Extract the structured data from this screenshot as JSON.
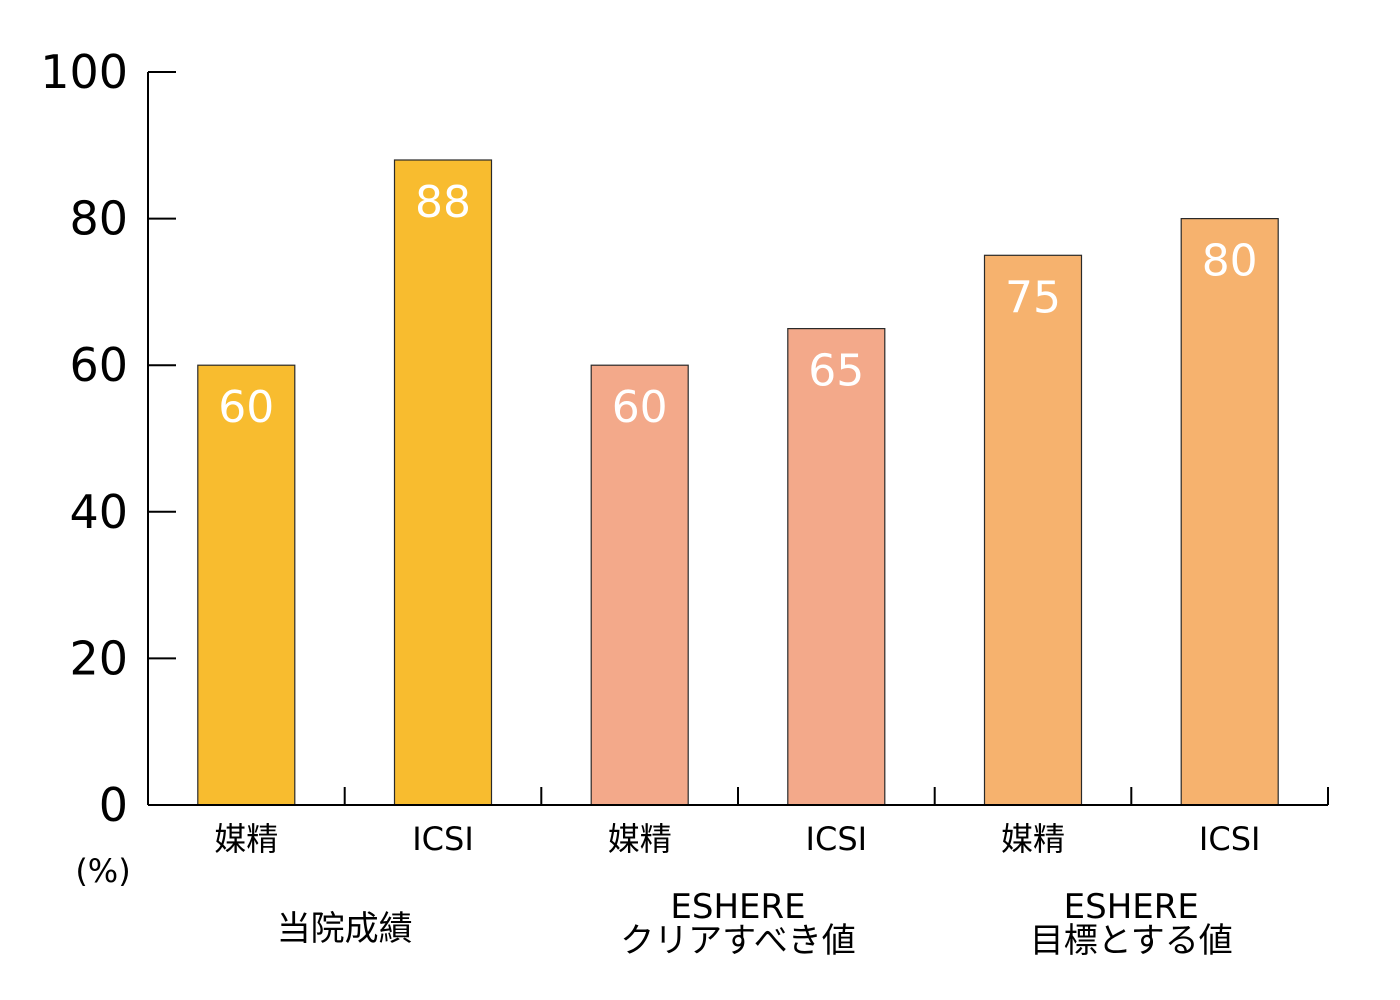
{
  "chart_data": {
    "type": "bar",
    "categories": [
      "媒精",
      "ICSI",
      "媒精",
      "ICSI",
      "媒精",
      "ICSI"
    ],
    "values": [
      60,
      88,
      60,
      65,
      75,
      80
    ],
    "bar_colors": [
      "#f8bc2f",
      "#f8bc2f",
      "#f3a98a",
      "#f3a98a",
      "#f6b26e",
      "#f6b26e"
    ],
    "groups": [
      {
        "lines": [
          "当院成績"
        ],
        "categories": [
          0,
          1
        ]
      },
      {
        "lines": [
          "ESHERE",
          "クリアすべき値"
        ],
        "categories": [
          2,
          3
        ]
      },
      {
        "lines": [
          "ESHERE",
          "目標とする値"
        ],
        "categories": [
          4,
          5
        ]
      }
    ],
    "y_ticks": [
      0,
      20,
      40,
      60,
      80,
      100
    ],
    "ylim": [
      0,
      100
    ],
    "y_unit": "(%)",
    "grid": false,
    "data_labels": true
  }
}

**What you are asked to do:**
Set the entries down again exactly. Do not include the images.

**Task response:**
Extract the structured data from this screenshot as JSON.
{
  "chart_data": {
    "type": "bar",
    "categories": [
      "媒精",
      "ICSI",
      "媒精",
      "ICSI",
      "媒精",
      "ICSI"
    ],
    "values": [
      60,
      88,
      60,
      65,
      75,
      80
    ],
    "bar_colors": [
      "#f8bc2f",
      "#f8bc2f",
      "#f3a98a",
      "#f3a98a",
      "#f6b26e",
      "#f6b26e"
    ],
    "groups": [
      {
        "lines": [
          "当院成績"
        ],
        "categories": [
          0,
          1
        ]
      },
      {
        "lines": [
          "ESHERE",
          "クリアすべき値"
        ],
        "categories": [
          2,
          3
        ]
      },
      {
        "lines": [
          "ESHERE",
          "目標とする値"
        ],
        "categories": [
          4,
          5
        ]
      }
    ],
    "y_ticks": [
      0,
      20,
      40,
      60,
      80,
      100
    ],
    "ylim": [
      0,
      100
    ],
    "y_unit": "(%)",
    "grid": false,
    "data_labels": true
  }
}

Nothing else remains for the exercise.